_Short exercise:_ Check each line below for the word "start", and copy those that have it.

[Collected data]
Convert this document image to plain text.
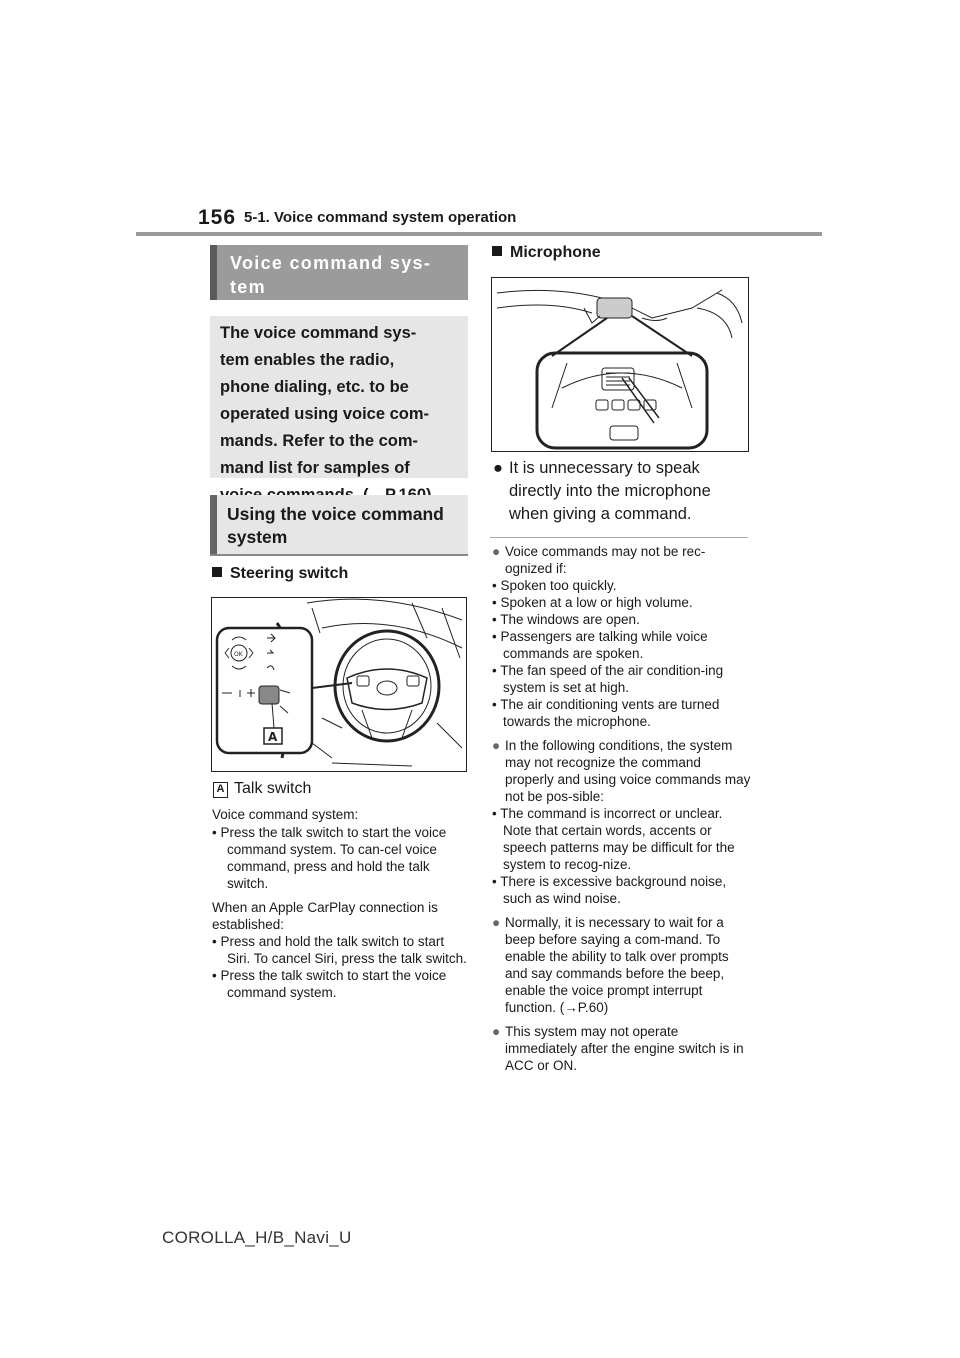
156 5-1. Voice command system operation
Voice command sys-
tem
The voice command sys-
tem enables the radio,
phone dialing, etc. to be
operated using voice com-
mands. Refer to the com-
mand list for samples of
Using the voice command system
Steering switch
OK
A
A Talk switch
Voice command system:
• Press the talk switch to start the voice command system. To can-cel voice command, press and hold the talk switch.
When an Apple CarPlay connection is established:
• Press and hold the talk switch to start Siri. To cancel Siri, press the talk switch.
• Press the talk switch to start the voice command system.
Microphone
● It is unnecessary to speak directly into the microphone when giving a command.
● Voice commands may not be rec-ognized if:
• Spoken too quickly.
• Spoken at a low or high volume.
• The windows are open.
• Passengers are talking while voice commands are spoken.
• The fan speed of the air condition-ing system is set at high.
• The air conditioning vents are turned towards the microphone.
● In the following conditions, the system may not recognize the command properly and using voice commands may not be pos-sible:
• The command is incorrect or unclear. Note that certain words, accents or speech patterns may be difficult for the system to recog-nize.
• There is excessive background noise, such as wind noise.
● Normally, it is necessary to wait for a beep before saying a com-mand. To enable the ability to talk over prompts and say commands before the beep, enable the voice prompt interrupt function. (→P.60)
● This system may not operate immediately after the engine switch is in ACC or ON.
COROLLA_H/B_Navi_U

_In response:_
• Press the talk switch to start the voice command system. To can-cel voice command, press and hold the talk switch.
• Press and hold the talk switch to start Siri. To cancel Siri, press the talk switch.
• Press the talk switch to start the voice command system.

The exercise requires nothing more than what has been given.